## begin

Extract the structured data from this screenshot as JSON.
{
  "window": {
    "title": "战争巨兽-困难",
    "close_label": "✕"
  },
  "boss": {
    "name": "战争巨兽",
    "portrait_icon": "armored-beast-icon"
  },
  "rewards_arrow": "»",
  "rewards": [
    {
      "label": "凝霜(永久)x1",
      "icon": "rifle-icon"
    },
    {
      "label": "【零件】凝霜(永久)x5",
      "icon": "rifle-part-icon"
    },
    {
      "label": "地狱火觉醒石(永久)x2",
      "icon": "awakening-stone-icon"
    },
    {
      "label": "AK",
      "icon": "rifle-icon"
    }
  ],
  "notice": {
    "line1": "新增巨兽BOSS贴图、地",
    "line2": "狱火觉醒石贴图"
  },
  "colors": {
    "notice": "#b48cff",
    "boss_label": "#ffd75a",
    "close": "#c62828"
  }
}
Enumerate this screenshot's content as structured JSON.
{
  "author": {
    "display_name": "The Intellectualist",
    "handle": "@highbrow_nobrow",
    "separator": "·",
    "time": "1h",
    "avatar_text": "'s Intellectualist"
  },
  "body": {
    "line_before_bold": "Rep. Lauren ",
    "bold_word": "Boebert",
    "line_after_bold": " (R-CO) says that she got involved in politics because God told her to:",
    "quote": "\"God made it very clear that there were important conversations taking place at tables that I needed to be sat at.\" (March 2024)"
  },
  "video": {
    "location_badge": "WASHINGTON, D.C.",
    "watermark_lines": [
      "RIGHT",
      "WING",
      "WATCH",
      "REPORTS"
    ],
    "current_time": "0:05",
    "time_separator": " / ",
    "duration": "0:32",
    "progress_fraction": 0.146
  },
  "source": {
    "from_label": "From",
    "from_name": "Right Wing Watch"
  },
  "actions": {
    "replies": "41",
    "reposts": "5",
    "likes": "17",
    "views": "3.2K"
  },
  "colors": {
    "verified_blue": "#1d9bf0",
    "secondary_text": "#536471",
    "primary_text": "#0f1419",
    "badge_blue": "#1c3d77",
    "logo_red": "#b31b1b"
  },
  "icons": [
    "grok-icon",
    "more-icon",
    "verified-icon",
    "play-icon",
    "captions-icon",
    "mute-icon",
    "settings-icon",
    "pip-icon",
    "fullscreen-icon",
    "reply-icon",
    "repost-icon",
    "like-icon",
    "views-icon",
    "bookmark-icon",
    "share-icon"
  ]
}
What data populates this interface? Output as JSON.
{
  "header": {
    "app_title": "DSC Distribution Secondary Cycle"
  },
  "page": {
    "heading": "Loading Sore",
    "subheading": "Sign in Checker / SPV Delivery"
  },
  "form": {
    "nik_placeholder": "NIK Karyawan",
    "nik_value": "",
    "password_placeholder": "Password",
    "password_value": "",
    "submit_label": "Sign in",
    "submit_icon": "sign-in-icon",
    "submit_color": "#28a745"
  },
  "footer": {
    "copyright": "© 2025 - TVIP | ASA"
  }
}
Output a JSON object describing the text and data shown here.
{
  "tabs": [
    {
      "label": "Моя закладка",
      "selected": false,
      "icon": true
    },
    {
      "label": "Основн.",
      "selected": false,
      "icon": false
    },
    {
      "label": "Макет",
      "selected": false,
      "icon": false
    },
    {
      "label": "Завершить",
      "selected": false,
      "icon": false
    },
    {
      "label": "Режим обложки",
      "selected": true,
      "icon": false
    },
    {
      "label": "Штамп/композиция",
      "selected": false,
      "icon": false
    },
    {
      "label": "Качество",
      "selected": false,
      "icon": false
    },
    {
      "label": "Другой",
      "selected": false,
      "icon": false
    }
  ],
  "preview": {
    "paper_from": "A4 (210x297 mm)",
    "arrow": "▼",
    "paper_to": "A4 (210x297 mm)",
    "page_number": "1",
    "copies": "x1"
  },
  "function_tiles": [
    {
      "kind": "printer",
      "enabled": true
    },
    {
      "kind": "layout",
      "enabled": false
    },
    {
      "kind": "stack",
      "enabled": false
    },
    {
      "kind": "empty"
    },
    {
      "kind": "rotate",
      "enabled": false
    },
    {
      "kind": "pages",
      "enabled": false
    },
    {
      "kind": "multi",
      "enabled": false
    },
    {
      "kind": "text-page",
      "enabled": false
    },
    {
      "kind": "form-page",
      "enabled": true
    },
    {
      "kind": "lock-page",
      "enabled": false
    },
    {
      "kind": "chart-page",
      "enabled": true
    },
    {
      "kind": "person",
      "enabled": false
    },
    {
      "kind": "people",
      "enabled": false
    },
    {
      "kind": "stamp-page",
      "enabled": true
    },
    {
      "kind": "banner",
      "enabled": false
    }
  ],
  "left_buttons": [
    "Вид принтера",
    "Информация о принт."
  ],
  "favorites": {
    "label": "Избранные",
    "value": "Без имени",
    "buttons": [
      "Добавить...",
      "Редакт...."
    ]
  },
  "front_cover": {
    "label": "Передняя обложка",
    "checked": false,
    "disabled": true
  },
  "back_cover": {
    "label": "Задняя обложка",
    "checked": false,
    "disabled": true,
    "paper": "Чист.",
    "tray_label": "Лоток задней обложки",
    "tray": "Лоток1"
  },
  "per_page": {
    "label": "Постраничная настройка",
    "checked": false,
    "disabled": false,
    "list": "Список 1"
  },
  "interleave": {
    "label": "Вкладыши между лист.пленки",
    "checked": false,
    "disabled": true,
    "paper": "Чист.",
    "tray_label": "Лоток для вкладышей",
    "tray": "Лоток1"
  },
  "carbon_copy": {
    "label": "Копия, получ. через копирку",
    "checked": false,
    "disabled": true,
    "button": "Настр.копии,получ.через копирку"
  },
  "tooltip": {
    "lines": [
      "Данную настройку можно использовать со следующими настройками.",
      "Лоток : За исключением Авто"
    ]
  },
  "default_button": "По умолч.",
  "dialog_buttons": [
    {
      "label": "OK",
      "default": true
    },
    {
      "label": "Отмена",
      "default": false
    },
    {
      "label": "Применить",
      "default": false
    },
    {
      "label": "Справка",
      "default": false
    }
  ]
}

## end

__WHAT YOU HAVE TO DO__
Collect each line holding the string "получ".

__WRITTEN REPLY__
    "label": "Копия, получ. через копирку",
    "button": "Настр.копии,получ.через копирку"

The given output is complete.